** WORK TO COMPLETE **
Output every entry exactly as given.

▬▬▬▬▬▬▬▬▬▬

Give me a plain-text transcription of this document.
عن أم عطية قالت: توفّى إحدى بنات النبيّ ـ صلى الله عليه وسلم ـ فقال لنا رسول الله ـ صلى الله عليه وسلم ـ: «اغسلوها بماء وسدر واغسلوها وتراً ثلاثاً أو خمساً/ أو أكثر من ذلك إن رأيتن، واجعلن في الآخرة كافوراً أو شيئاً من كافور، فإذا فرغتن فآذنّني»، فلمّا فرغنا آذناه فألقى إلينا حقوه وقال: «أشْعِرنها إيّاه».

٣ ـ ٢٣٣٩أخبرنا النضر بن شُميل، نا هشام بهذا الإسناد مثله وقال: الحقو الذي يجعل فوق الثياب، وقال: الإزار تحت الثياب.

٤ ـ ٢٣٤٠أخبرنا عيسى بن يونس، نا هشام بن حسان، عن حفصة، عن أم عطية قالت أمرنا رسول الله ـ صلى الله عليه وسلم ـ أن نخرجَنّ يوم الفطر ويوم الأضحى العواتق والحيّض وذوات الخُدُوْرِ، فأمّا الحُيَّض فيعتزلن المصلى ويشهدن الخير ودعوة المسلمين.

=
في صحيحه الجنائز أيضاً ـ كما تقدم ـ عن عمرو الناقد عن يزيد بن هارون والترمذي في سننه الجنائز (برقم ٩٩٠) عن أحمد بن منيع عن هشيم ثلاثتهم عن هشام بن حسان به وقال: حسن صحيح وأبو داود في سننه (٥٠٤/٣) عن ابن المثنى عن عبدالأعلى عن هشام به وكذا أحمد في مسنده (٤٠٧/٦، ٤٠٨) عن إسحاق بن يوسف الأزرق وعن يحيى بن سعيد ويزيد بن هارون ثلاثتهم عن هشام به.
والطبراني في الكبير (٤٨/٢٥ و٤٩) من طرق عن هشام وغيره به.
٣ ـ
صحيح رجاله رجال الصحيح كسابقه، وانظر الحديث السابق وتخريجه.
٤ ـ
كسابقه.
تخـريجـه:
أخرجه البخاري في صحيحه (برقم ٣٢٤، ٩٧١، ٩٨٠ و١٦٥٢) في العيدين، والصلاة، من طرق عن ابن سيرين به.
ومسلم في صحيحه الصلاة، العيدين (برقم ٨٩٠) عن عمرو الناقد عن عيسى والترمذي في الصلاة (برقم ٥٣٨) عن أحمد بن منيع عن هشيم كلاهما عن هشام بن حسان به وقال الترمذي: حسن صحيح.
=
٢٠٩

▬▬▬▬▬▬▬▬▬▬

** ANSWER TO THE EXERCISE **
Give me a plain-text transcription of this document.
عن أم عطية قالت: توفّى إحدى بنات النبيّ ـ صلى الله عليه وسلم ـ فقال لنا رسول الله ـ صلى الله عليه وسلم ـ: «اغسلوها بماء وسدر واغسلوها وتراً ثلاثاً أو خمساً/ أو أكثر من ذلك إن رأيتن، واجعلن في الآخرة كافوراً أو شيئاً من كافور، فإذا فرغتن فآذنّني»، فلمّا فرغنا آذناه فألقى إلينا حقوه وقال: «أشْعِرنها إيّاه».

٣ ـ ٢٣٣٩أخبرنا النضر بن شُميل، نا هشام بهذا الإسناد مثله وقال: الحقو الذي يجعل فوق الثياب، وقال: الإزار تحت الثياب.

٤ ـ ٢٣٤٠أخبرنا عيسى بن يونس، نا هشام بن حسان، عن حفصة، عن أم عطية قالت أمرنا رسول الله ـ صلى الله عليه وسلم ـ أن نخرجَنّ يوم الفطر ويوم الأضحى العواتق والحيّض وذوات الخُدُوْرِ، فأمّا الحُيَّض فيعتزلن المصلى ويشهدن الخير ودعوة المسلمين.

=
في صحيحه الجنائز أيضاً ـ كما تقدم ـ عن عمرو الناقد عن يزيد بن هارون والترمذي في سننه الجنائز (برقم ٩٩٠) عن أحمد بن منيع عن هشيم ثلاثتهم عن هشام بن حسان به وقال: حسن صحيح وأبو داود في سننه (٥٠٤/٣) عن ابن المثنى عن عبدالأعلى عن هشام به وكذا أحمد في مسنده (٤٠٧/٦، ٤٠٨) عن إسحاق بن يوسف الأزرق وعن يحيى بن سعيد ويزيد بن هارون ثلاثتهم عن هشام به.
والطبراني في الكبير (٤٨/٢٥ و٤٩) من طرق عن هشام وغيره به.
٣ ـ
صحيح رجاله رجال الصحيح كسابقه، وانظر الحديث السابق وتخريجه.
٤ ـ
كسابقه.
تخـريجـه:
أخرجه البخاري في صحيحه (برقم ٣٢٤، ٩٧١، ٩٨٠ و١٦٥٢) في العيدين، والصلاة، من طرق عن ابن سيرين به.
ومسلم في صحيحه الصلاة، العيدين (برقم ٨٩٠) عن عمرو الناقد عن عيسى والترمذي في الصلاة (برقم ٥٣٨) عن أحمد بن منيع عن هشيم كلاهما عن هشام بن حسان به وقال الترمذي: حسن صحيح.
=
٢٠٩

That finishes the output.